→ How to complete this task: Take the entries that follow and write each one out exactly.

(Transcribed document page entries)
--- START ---

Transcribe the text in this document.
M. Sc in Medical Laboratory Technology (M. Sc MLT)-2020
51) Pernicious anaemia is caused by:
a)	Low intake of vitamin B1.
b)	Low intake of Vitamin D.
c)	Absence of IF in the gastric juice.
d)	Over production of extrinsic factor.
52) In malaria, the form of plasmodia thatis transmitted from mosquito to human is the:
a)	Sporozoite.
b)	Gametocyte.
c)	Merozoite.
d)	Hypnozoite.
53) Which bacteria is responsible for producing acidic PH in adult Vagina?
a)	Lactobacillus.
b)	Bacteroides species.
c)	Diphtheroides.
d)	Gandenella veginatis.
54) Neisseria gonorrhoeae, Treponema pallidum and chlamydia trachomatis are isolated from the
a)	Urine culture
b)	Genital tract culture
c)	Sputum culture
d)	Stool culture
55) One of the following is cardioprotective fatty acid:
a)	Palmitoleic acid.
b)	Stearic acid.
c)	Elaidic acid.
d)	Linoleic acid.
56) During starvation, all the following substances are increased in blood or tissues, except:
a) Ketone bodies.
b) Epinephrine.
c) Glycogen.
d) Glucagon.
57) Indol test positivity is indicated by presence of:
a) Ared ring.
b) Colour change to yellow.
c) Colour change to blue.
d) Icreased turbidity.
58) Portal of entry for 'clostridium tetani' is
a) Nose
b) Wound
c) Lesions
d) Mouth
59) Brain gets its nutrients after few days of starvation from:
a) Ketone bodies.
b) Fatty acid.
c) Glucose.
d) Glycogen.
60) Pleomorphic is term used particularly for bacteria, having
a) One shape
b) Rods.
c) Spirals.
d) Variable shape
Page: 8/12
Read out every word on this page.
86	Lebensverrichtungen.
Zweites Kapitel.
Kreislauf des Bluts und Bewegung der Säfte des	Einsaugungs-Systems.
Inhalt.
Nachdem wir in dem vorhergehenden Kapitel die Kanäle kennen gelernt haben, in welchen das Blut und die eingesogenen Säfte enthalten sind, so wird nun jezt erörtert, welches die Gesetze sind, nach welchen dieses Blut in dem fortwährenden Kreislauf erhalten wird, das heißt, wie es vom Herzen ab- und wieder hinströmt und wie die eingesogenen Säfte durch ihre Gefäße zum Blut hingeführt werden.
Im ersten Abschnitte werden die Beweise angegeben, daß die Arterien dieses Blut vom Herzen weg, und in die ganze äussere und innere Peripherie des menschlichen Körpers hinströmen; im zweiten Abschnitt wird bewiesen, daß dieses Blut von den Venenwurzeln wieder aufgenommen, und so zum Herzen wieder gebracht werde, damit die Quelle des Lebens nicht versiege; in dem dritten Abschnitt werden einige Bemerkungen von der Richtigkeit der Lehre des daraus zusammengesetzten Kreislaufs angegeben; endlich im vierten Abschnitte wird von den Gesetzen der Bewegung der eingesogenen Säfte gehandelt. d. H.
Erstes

--- END ---

→ Solved exercise:
Transcribe the text in this document.
M. Sc in Medical Laboratory Technology (M. Sc MLT)-2020
51) Pernicious anaemia is caused by:
a)	Low intake of vitamin B1.
b)	Low intake of Vitamin D.
c)	Absence of IF in the gastric juice.
d)	Over production of extrinsic factor.
52) In malaria, the form of plasmodia thatis transmitted from mosquito to human is the:
a)	Sporozoite.
b)	Gametocyte.
c)	Merozoite.
d)	Hypnozoite.
53) Which bacteria is responsible for producing acidic PH in adult Vagina?
a)	Lactobacillus.
b)	Bacteroides species.
c)	Diphtheroides.
d)	Gandenella veginatis.
54) Neisseria gonorrhoeae, Treponema pallidum and chlamydia trachomatis are isolated from the
a)	Urine culture
b)	Genital tract culture
c)	Sputum culture
d)	Stool culture
55) One of the following is cardioprotective fatty acid:
a)	Palmitoleic acid.
b)	Stearic acid.
c)	Elaidic acid.
d)	Linoleic acid.
56) During starvation, all the following substances are increased in blood or tissues, except:
a) Ketone bodies.
b) Epinephrine.
c) Glycogen.
d) Glucagon.
57) Indol test positivity is indicated by presence of:
a) Ared ring.
b) Colour change to yellow.
c) Colour change to blue.
d) Icreased turbidity.
58) Portal of entry for 'clostridium tetani' is
a) Nose
b) Wound
c) Lesions
d) Mouth
59) Brain gets its nutrients after few days of starvation from:
a) Ketone bodies.
b) Fatty acid.
c) Glucose.
d) Glycogen.
60) Pleomorphic is term used particularly for bacteria, having
a) One shape
b) Rods.
c) Spirals.
d) Variable shape
Page: 8/12
Read out every word on this page.
86	Lebensverrichtungen.
Zweites Kapitel.
Kreislauf des Bluts und Bewegung der Säfte des	Einsaugungs-Systems.
Inhalt.
Nachdem wir in dem vorhergehenden Kapitel die Kanäle kennen gelernt haben, in welchen das Blut und die eingesogenen Säfte enthalten sind, so wird nun jezt erörtert, welches die Gesetze sind, nach welchen dieses Blut in dem fortwährenden Kreislauf erhalten wird, das heißt, wie es vom Herzen ab- und wieder hinströmt und wie die eingesogenen Säfte durch ihre Gefäße zum Blut hingeführt werden.
Im ersten Abschnitte werden die Beweise angegeben, daß die Arterien dieses Blut vom Herzen weg, und in die ganze äussere und innere Peripherie des menschlichen Körpers hinströmen; im zweiten Abschnitt wird bewiesen, daß dieses Blut von den Venenwurzeln wieder aufgenommen, und so zum Herzen wieder gebracht werde, damit die Quelle des Lebens nicht versiege; in dem dritten Abschnitt werden einige Bemerkungen von der Richtigkeit der Lehre des daraus zusammengesetzten Kreislaufs angegeben; endlich im vierten Abschnitte wird von den Gesetzen der Bewegung der eingesogenen Säfte gehandelt. d. H.
Erstes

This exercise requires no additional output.